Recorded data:

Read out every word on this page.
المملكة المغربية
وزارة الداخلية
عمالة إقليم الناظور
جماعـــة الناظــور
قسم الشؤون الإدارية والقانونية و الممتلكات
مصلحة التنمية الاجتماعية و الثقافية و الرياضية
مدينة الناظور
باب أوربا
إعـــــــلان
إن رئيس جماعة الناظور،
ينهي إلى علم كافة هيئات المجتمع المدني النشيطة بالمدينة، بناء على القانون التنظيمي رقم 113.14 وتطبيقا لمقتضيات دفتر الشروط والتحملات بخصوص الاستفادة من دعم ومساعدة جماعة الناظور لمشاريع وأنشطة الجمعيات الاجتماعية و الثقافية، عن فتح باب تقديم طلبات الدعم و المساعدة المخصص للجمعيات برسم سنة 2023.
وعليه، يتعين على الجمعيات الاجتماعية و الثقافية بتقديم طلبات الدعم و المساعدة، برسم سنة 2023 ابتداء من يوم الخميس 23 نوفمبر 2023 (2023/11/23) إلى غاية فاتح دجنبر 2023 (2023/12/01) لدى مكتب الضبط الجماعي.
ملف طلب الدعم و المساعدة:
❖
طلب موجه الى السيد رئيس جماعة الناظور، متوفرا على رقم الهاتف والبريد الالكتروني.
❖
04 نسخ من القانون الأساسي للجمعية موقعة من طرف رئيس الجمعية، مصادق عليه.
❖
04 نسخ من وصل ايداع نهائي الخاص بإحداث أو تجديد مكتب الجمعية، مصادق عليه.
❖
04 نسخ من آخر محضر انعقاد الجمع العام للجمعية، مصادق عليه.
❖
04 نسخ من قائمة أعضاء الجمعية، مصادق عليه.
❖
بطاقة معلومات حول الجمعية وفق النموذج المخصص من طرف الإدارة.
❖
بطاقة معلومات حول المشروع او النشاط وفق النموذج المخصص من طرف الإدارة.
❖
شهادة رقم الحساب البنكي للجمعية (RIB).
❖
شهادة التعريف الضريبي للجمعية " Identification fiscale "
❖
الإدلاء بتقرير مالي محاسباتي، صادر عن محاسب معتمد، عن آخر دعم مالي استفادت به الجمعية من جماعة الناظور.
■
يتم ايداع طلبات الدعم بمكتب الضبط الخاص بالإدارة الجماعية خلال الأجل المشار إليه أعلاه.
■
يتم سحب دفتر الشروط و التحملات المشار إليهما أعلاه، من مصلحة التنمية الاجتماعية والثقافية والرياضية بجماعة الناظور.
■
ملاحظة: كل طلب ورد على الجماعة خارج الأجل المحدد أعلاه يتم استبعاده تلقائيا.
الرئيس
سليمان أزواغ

§ **THE PROBLEM**
Repeat the entries shown above, every one, word for word.

§ **OUTPUT OF THE TASK**
Read out every word on this page.
المملكة المغربية
وزارة الداخلية
عمالة إقليم الناظور
جماعـــة الناظــور
قسم الشؤون الإدارية والقانونية و الممتلكات
مصلحة التنمية الاجتماعية و الثقافية و الرياضية
مدينة الناظور
باب أوربا
إعـــــــلان
إن رئيس جماعة الناظور،
ينهي إلى علم كافة هيئات المجتمع المدني النشيطة بالمدينة، بناء على القانون التنظيمي رقم 113.14 وتطبيقا لمقتضيات دفتر الشروط والتحملات بخصوص الاستفادة من دعم ومساعدة جماعة الناظور لمشاريع وأنشطة الجمعيات الاجتماعية و الثقافية، عن فتح باب تقديم طلبات الدعم و المساعدة المخصص للجمعيات برسم سنة 2023.
وعليه، يتعين على الجمعيات الاجتماعية و الثقافية بتقديم طلبات الدعم و المساعدة، برسم سنة 2023 ابتداء من يوم الخميس 23 نوفمبر 2023 (2023/11/23) إلى غاية فاتح دجنبر 2023 (2023/12/01) لدى مكتب الضبط الجماعي.
ملف طلب الدعم و المساعدة:
❖
طلب موجه الى السيد رئيس جماعة الناظور، متوفرا على رقم الهاتف والبريد الالكتروني.
❖
04 نسخ من القانون الأساسي للجمعية موقعة من طرف رئيس الجمعية، مصادق عليه.
❖
04 نسخ من وصل ايداع نهائي الخاص بإحداث أو تجديد مكتب الجمعية، مصادق عليه.
❖
04 نسخ من آخر محضر انعقاد الجمع العام للجمعية، مصادق عليه.
❖
04 نسخ من قائمة أعضاء الجمعية، مصادق عليه.
❖
بطاقة معلومات حول الجمعية وفق النموذج المخصص من طرف الإدارة.
❖
بطاقة معلومات حول المشروع او النشاط وفق النموذج المخصص من طرف الإدارة.
❖
شهادة رقم الحساب البنكي للجمعية (RIB).
❖
شهادة التعريف الضريبي للجمعية " Identification fiscale "
❖
الإدلاء بتقرير مالي محاسباتي، صادر عن محاسب معتمد، عن آخر دعم مالي استفادت به الجمعية من جماعة الناظور.
■
يتم ايداع طلبات الدعم بمكتب الضبط الخاص بالإدارة الجماعية خلال الأجل المشار إليه أعلاه.
■
يتم سحب دفتر الشروط و التحملات المشار إليهما أعلاه، من مصلحة التنمية الاجتماعية والثقافية والرياضية بجماعة الناظور.
■
ملاحظة: كل طلب ورد على الجماعة خارج الأجل المحدد أعلاه يتم استبعاده تلقائيا.
الرئيس
سليمان أزواغ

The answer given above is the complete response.